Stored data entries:
= = = =
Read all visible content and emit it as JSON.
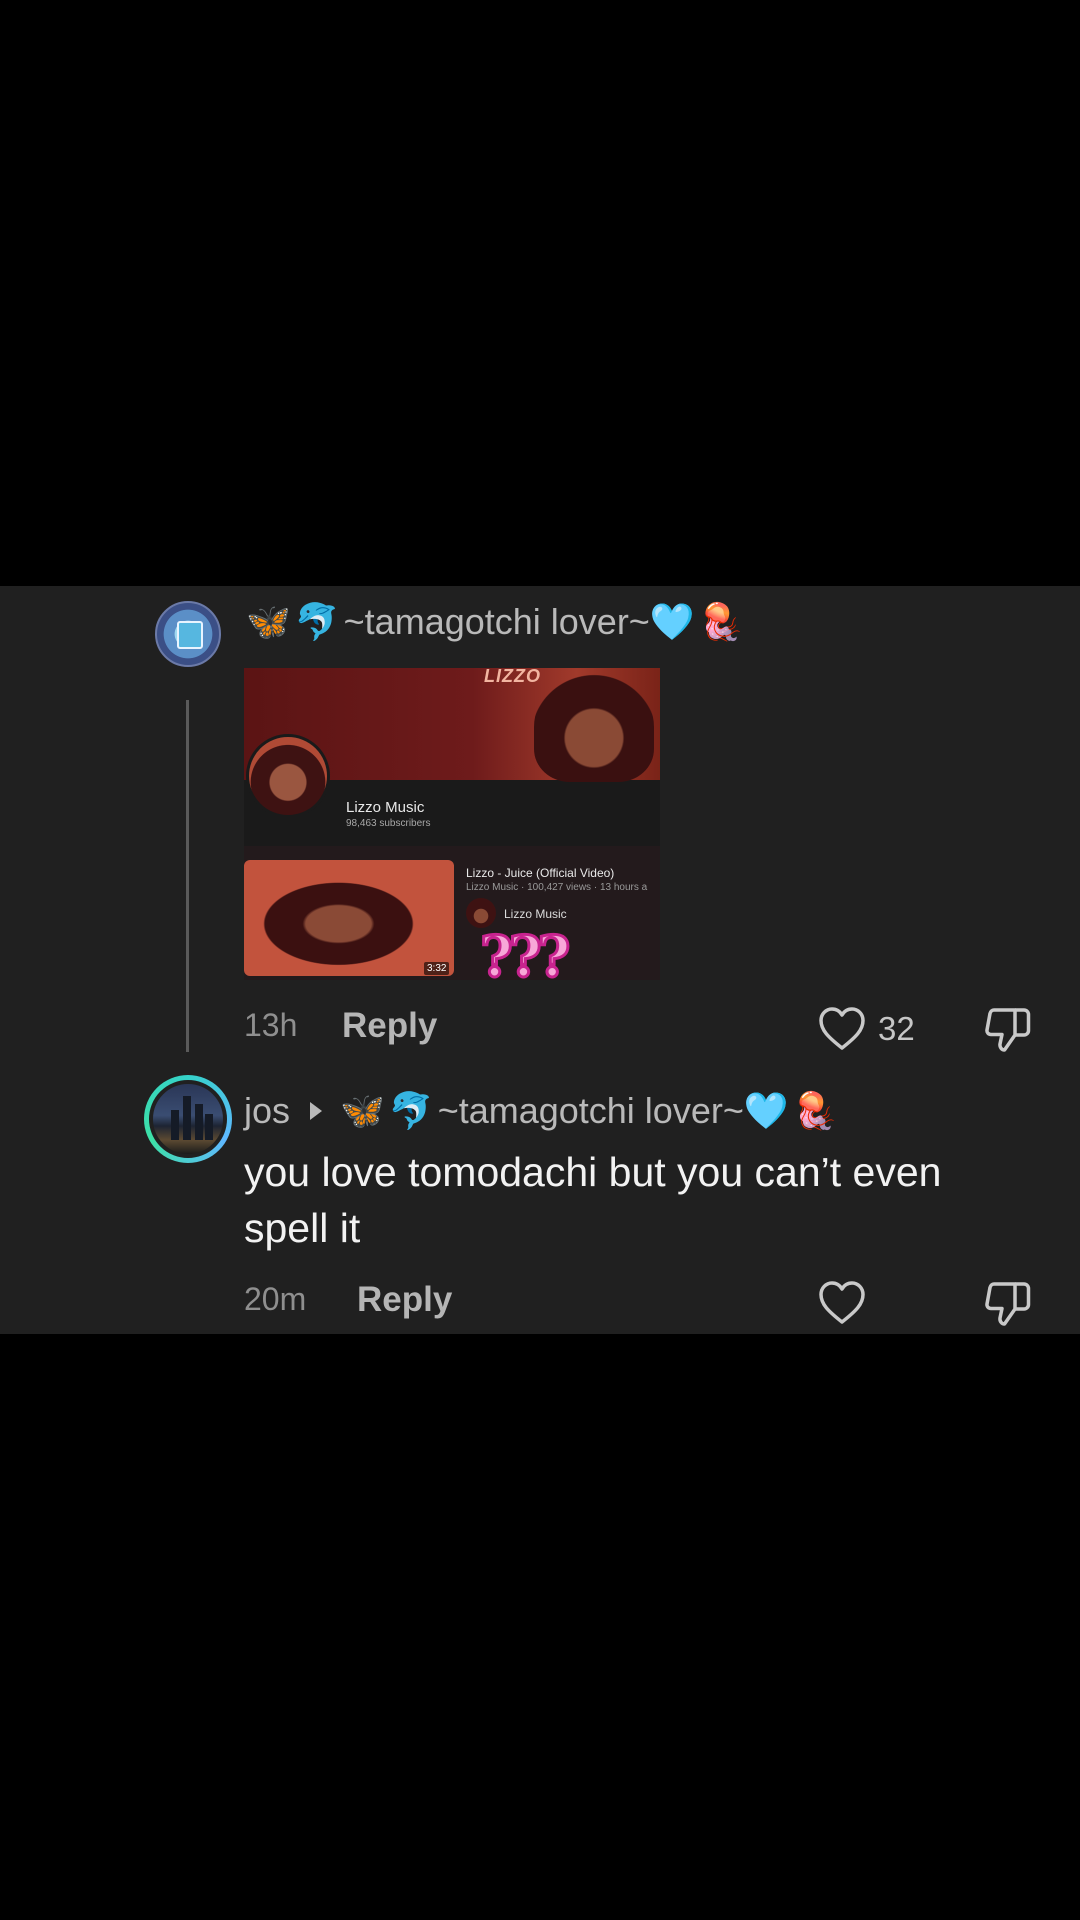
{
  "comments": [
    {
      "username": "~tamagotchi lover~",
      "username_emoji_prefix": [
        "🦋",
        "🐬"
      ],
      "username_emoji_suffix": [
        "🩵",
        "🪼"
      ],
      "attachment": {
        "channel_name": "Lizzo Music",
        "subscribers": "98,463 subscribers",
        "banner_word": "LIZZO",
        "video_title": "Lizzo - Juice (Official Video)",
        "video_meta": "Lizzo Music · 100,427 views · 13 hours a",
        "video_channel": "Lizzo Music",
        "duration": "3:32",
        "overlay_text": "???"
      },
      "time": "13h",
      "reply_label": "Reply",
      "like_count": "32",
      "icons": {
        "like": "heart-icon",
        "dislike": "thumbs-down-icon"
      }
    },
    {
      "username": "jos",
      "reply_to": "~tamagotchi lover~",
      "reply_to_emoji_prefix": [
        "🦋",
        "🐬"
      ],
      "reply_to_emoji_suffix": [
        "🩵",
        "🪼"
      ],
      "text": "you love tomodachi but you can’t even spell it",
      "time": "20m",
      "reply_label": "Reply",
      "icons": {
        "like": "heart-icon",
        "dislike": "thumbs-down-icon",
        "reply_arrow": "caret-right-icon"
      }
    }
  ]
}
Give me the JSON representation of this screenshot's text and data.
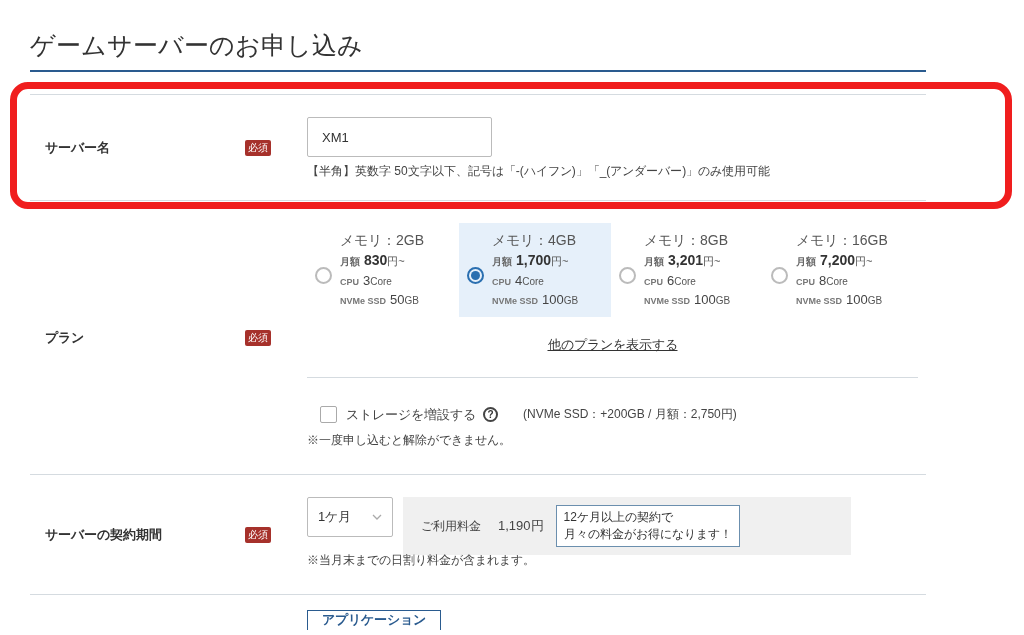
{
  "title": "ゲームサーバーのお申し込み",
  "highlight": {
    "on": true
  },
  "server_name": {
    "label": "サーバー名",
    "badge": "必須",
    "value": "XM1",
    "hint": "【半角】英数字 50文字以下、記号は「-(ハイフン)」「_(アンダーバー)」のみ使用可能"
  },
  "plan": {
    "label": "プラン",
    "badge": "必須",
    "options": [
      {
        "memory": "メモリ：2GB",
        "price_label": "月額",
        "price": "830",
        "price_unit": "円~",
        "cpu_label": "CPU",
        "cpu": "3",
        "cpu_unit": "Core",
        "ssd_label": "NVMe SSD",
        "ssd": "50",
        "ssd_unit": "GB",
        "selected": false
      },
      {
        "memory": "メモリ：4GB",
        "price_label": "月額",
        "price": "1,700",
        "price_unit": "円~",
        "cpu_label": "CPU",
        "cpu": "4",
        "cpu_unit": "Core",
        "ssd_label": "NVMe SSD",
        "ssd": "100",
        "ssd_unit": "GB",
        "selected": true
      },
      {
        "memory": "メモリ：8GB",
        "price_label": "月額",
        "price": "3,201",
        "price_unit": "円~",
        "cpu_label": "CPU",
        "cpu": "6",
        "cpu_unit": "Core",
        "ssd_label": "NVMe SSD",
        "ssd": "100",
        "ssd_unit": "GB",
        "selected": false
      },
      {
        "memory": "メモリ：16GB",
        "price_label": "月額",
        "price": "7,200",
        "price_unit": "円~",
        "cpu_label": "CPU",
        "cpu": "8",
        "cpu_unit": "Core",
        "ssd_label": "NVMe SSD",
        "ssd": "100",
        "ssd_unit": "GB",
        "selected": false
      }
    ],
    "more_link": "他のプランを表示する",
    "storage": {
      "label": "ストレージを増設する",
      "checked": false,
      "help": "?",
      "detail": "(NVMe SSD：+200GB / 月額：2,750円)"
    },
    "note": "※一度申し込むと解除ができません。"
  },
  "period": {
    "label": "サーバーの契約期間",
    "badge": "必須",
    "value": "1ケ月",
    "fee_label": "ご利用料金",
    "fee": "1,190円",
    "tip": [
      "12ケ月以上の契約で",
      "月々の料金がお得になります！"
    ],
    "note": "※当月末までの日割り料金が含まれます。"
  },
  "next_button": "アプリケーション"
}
= = = =
### Stated goal
Give back each entry exactly as it appears, with no pictures.

### Exercise response
Read all visible content and emit it as JSON.
{
  "comments": [
    {
      "username": "~tamagotchi lover~",
      "username_emoji_prefix": [
        "🦋",
        "🐬"
      ],
      "username_emoji_suffix": [
        "🩵",
        "🪼"
      ],
      "attachment": {
        "channel_name": "Lizzo Music",
        "subscribers": "98,463 subscribers",
        "banner_word": "LIZZO",
        "video_title": "Lizzo - Juice (Official Video)",
        "video_meta": "Lizzo Music · 100,427 views · 13 hours a",
        "video_channel": "Lizzo Music",
        "duration": "3:32",
        "overlay_text": "???"
      },
      "time": "13h",
      "reply_label": "Reply",
      "like_count": "32",
      "icons": {
        "like": "heart-icon",
        "dislike": "thumbs-down-icon"
      }
    },
    {
      "username": "jos",
      "reply_to": "~tamagotchi lover~",
      "reply_to_emoji_prefix": [
        "🦋",
        "🐬"
      ],
      "reply_to_emoji_suffix": [
        "🩵",
        "🪼"
      ],
      "text": "you love tomodachi but you can’t even spell it",
      "time": "20m",
      "reply_label": "Reply",
      "icons": {
        "like": "heart-icon",
        "dislike": "thumbs-down-icon",
        "reply_arrow": "caret-right-icon"
      }
    }
  ]
}
Give me the JSON representation of this screenshot's text and data.
{
  "title": "ゲームサーバーのお申し込み",
  "highlight": {
    "on": true
  },
  "server_name": {
    "label": "サーバー名",
    "badge": "必須",
    "value": "XM1",
    "hint": "【半角】英数字 50文字以下、記号は「-(ハイフン)」「_(アンダーバー)」のみ使用可能"
  },
  "plan": {
    "label": "プラン",
    "badge": "必須",
    "options": [
      {
        "memory": "メモリ：2GB",
        "price_label": "月額",
        "price": "830",
        "price_unit": "円~",
        "cpu_label": "CPU",
        "cpu": "3",
        "cpu_unit": "Core",
        "ssd_label": "NVMe SSD",
        "ssd": "50",
        "ssd_unit": "GB",
        "selected": false
      },
      {
        "memory": "メモリ：4GB",
        "price_label": "月額",
        "price": "1,700",
        "price_unit": "円~",
        "cpu_label": "CPU",
        "cpu": "4",
        "cpu_unit": "Core",
        "ssd_label": "NVMe SSD",
        "ssd": "100",
        "ssd_unit": "GB",
        "selected": true
      },
      {
        "memory": "メモリ：8GB",
        "price_label": "月額",
        "price": "3,201",
        "price_unit": "円~",
        "cpu_label": "CPU",
        "cpu": "6",
        "cpu_unit": "Core",
        "ssd_label": "NVMe SSD",
        "ssd": "100",
        "ssd_unit": "GB",
        "selected": false
      },
      {
        "memory": "メモリ：16GB",
        "price_label": "月額",
        "price": "7,200",
        "price_unit": "円~",
        "cpu_label": "CPU",
        "cpu": "8",
        "cpu_unit": "Core",
        "ssd_label": "NVMe SSD",
        "ssd": "100",
        "ssd_unit": "GB",
        "selected": false
      }
    ],
    "more_link": "他のプランを表示する",
    "storage": {
      "label": "ストレージを増設する",
      "checked": false,
      "help": "?",
      "detail": "(NVMe SSD：+200GB / 月額：2,750円)"
    },
    "note": "※一度申し込むと解除ができません。"
  },
  "period": {
    "label": "サーバーの契約期間",
    "badge": "必須",
    "value": "1ケ月",
    "fee_label": "ご利用料金",
    "fee": "1,190円",
    "tip": [
      "12ケ月以上の契約で",
      "月々の料金がお得になります！"
    ],
    "note": "※当月末までの日割り料金が含まれます。"
  },
  "next_button": "アプリケーション"
}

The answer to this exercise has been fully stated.